┌─ Exercise material

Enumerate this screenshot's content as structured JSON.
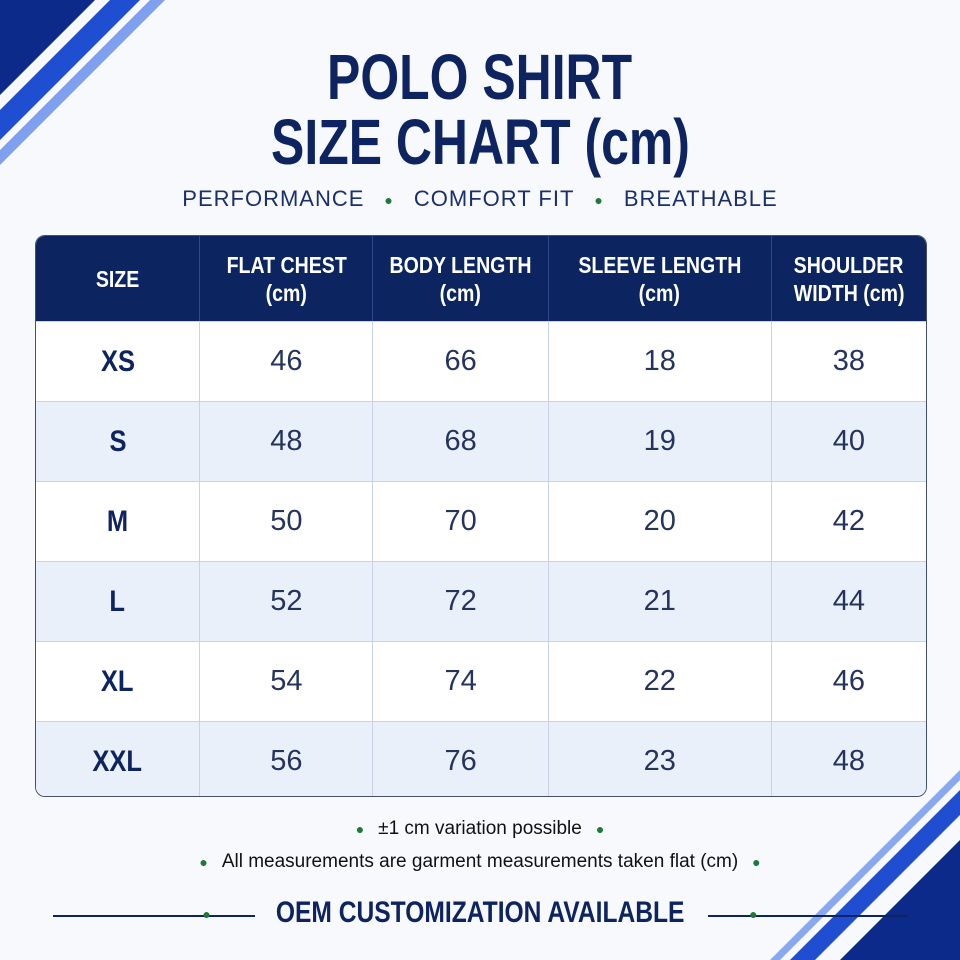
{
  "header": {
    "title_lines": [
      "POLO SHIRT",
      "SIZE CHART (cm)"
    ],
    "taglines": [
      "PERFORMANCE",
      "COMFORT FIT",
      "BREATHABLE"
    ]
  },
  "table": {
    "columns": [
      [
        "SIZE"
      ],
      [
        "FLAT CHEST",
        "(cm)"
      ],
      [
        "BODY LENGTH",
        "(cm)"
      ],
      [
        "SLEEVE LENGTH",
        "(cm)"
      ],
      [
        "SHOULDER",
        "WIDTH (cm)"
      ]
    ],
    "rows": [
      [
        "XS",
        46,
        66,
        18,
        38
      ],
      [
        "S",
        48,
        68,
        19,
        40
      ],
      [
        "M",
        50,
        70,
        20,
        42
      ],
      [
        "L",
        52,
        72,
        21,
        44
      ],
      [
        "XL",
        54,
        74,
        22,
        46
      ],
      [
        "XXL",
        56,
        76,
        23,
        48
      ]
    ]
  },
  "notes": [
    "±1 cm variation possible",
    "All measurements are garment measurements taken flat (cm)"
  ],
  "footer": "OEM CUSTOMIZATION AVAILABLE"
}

└─

Write the records out once more, exactly as they appear, with no pictures.

Enumerate this screenshot's content as structured JSON.
{
  "header": {
    "title_lines": [
      "POLO SHIRT",
      "SIZE CHART (cm)"
    ],
    "taglines": [
      "PERFORMANCE",
      "COMFORT FIT",
      "BREATHABLE"
    ]
  },
  "table": {
    "columns": [
      [
        "SIZE"
      ],
      [
        "FLAT CHEST",
        "(cm)"
      ],
      [
        "BODY LENGTH",
        "(cm)"
      ],
      [
        "SLEEVE LENGTH",
        "(cm)"
      ],
      [
        "SHOULDER",
        "WIDTH (cm)"
      ]
    ],
    "rows": [
      [
        "XS",
        46,
        66,
        18,
        38
      ],
      [
        "S",
        48,
        68,
        19,
        40
      ],
      [
        "M",
        50,
        70,
        20,
        42
      ],
      [
        "L",
        52,
        72,
        21,
        44
      ],
      [
        "XL",
        54,
        74,
        22,
        46
      ],
      [
        "XXL",
        56,
        76,
        23,
        48
      ]
    ]
  },
  "notes": [
    "±1 cm variation possible",
    "All measurements are garment measurements taken flat (cm)"
  ],
  "footer": "OEM CUSTOMIZATION AVAILABLE"
}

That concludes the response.